* **Task material**
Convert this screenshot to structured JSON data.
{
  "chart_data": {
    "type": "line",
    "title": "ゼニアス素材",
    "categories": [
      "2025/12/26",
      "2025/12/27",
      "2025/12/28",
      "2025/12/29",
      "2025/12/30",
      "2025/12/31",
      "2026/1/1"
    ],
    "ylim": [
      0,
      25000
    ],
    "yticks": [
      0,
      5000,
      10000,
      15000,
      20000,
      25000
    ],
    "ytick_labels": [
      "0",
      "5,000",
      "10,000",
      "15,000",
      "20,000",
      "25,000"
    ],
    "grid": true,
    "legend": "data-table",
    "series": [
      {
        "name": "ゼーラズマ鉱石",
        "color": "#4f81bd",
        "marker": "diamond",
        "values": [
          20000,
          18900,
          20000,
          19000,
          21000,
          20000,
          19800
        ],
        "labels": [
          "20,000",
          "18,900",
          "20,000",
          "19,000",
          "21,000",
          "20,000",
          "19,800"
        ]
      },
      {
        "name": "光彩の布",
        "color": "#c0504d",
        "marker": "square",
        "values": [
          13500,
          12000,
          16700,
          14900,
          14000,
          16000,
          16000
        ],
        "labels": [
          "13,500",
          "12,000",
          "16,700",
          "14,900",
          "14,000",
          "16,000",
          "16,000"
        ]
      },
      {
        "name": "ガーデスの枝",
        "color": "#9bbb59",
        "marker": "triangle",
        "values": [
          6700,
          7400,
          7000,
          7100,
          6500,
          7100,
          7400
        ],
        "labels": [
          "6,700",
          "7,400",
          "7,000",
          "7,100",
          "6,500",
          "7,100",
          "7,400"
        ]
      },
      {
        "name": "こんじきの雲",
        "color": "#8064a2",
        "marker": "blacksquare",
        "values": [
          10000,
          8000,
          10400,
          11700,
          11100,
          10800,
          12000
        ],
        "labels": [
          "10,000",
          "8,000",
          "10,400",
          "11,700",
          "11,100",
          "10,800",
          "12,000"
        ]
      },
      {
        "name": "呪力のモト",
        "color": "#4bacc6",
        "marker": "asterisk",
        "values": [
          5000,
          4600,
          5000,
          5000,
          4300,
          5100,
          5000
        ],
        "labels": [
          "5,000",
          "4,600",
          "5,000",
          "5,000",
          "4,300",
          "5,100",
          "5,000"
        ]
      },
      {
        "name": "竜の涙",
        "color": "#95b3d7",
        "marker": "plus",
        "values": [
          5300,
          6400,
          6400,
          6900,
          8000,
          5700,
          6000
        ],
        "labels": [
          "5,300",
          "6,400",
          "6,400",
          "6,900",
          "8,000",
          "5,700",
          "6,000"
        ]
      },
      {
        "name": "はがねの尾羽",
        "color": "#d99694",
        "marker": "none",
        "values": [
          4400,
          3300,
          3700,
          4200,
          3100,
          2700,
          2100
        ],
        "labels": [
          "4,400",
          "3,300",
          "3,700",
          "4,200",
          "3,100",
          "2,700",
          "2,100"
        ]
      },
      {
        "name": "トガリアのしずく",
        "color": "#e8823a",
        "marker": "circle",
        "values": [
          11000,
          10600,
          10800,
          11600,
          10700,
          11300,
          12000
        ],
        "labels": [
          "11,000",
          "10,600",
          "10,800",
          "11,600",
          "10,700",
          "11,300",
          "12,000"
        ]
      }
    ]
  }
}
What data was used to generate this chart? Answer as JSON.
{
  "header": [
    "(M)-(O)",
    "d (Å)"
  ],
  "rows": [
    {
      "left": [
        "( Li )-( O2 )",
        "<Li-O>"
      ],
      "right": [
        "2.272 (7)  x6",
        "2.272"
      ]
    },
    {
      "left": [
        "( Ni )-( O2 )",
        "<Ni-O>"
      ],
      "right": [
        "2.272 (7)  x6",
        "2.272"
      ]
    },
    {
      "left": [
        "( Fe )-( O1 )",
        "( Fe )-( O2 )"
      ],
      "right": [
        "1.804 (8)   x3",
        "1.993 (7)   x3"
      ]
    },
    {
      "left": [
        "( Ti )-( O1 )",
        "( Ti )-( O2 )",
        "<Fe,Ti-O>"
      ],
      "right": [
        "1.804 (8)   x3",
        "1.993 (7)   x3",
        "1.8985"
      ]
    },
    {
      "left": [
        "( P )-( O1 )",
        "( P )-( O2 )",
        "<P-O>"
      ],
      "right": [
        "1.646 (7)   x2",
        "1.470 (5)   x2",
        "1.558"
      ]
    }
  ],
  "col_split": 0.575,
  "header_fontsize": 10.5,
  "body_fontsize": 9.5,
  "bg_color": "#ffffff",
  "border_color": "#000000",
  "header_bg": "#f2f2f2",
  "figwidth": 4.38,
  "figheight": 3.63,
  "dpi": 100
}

* **To do**
Please reproduce each record precisely as written.

* **Result for this exercise**
Convert this screenshot to structured JSON data.
{
  "chart_data": {
    "type": "line",
    "title": "ゼニアス素材",
    "categories": [
      "2025/12/26",
      "2025/12/27",
      "2025/12/28",
      "2025/12/29",
      "2025/12/30",
      "2025/12/31",
      "2026/1/1"
    ],
    "ylim": [
      0,
      25000
    ],
    "yticks": [
      0,
      5000,
      10000,
      15000,
      20000,
      25000
    ],
    "ytick_labels": [
      "0",
      "5,000",
      "10,000",
      "15,000",
      "20,000",
      "25,000"
    ],
    "grid": true,
    "legend": "data-table",
    "series": [
      {
        "name": "ゼーラズマ鉱石",
        "color": "#4f81bd",
        "marker": "diamond",
        "values": [
          20000,
          18900,
          20000,
          19000,
          21000,
          20000,
          19800
        ],
        "labels": [
          "20,000",
          "18,900",
          "20,000",
          "19,000",
          "21,000",
          "20,000",
          "19,800"
        ]
      },
      {
        "name": "光彩の布",
        "color": "#c0504d",
        "marker": "square",
        "values": [
          13500,
          12000,
          16700,
          14900,
          14000,
          16000,
          16000
        ],
        "labels": [
          "13,500",
          "12,000",
          "16,700",
          "14,900",
          "14,000",
          "16,000",
          "16,000"
        ]
      },
      {
        "name": "ガーデスの枝",
        "color": "#9bbb59",
        "marker": "triangle",
        "values": [
          6700,
          7400,
          7000,
          7100,
          6500,
          7100,
          7400
        ],
        "labels": [
          "6,700",
          "7,400",
          "7,000",
          "7,100",
          "6,500",
          "7,100",
          "7,400"
        ]
      },
      {
        "name": "こんじきの雲",
        "color": "#8064a2",
        "marker": "blacksquare",
        "values": [
          10000,
          8000,
          10400,
          11700,
          11100,
          10800,
          12000
        ],
        "labels": [
          "10,000",
          "8,000",
          "10,400",
          "11,700",
          "11,100",
          "10,800",
          "12,000"
        ]
      },
      {
        "name": "呪力のモト",
        "color": "#4bacc6",
        "marker": "asterisk",
        "values": [
          5000,
          4600,
          5000,
          5000,
          4300,
          5100,
          5000
        ],
        "labels": [
          "5,000",
          "4,600",
          "5,000",
          "5,000",
          "4,300",
          "5,100",
          "5,000"
        ]
      },
      {
        "name": "竜の涙",
        "color": "#95b3d7",
        "marker": "plus",
        "values": [
          5300,
          6400,
          6400,
          6900,
          8000,
          5700,
          6000
        ],
        "labels": [
          "5,300",
          "6,400",
          "6,400",
          "6,900",
          "8,000",
          "5,700",
          "6,000"
        ]
      },
      {
        "name": "はがねの尾羽",
        "color": "#d99694",
        "marker": "none",
        "values": [
          4400,
          3300,
          3700,
          4200,
          3100,
          2700,
          2100
        ],
        "labels": [
          "4,400",
          "3,300",
          "3,700",
          "4,200",
          "3,100",
          "2,700",
          "2,100"
        ]
      },
      {
        "name": "トガリアのしずく",
        "color": "#e8823a",
        "marker": "circle",
        "values": [
          11000,
          10600,
          10800,
          11600,
          10700,
          11300,
          12000
        ],
        "labels": [
          "11,000",
          "10,600",
          "10,800",
          "11,600",
          "10,700",
          "11,300",
          "12,000"
        ]
      }
    ]
  }
}
What data was used to generate this chart? Answer as JSON.
{
  "header": [
    "(M)-(O)",
    "d (Å)"
  ],
  "rows": [
    {
      "left": [
        "( Li )-( O2 )",
        "<Li-O>"
      ],
      "right": [
        "2.272 (7)  x6",
        "2.272"
      ]
    },
    {
      "left": [
        "( Ni )-( O2 )",
        "<Ni-O>"
      ],
      "right": [
        "2.272 (7)  x6",
        "2.272"
      ]
    },
    {
      "left": [
        "( Fe )-( O1 )",
        "( Fe )-( O2 )"
      ],
      "right": [
        "1.804 (8)   x3",
        "1.993 (7)   x3"
      ]
    },
    {
      "left": [
        "( Ti )-( O1 )",
        "( Ti )-( O2 )",
        "<Fe,Ti-O>"
      ],
      "right": [
        "1.804 (8)   x3",
        "1.993 (7)   x3",
        "1.8985"
      ]
    },
    {
      "left": [
        "( P )-( O1 )",
        "( P )-( O2 )",
        "<P-O>"
      ],
      "right": [
        "1.646 (7)   x2",
        "1.470 (5)   x2",
        "1.558"
      ]
    }
  ],
  "col_split": 0.575,
  "header_fontsize": 10.5,
  "body_fontsize": 9.5,
  "bg_color": "#ffffff",
  "border_color": "#000000",
  "header_bg": "#f2f2f2",
  "figwidth": 4.38,
  "figheight": 3.63,
  "dpi": 100
}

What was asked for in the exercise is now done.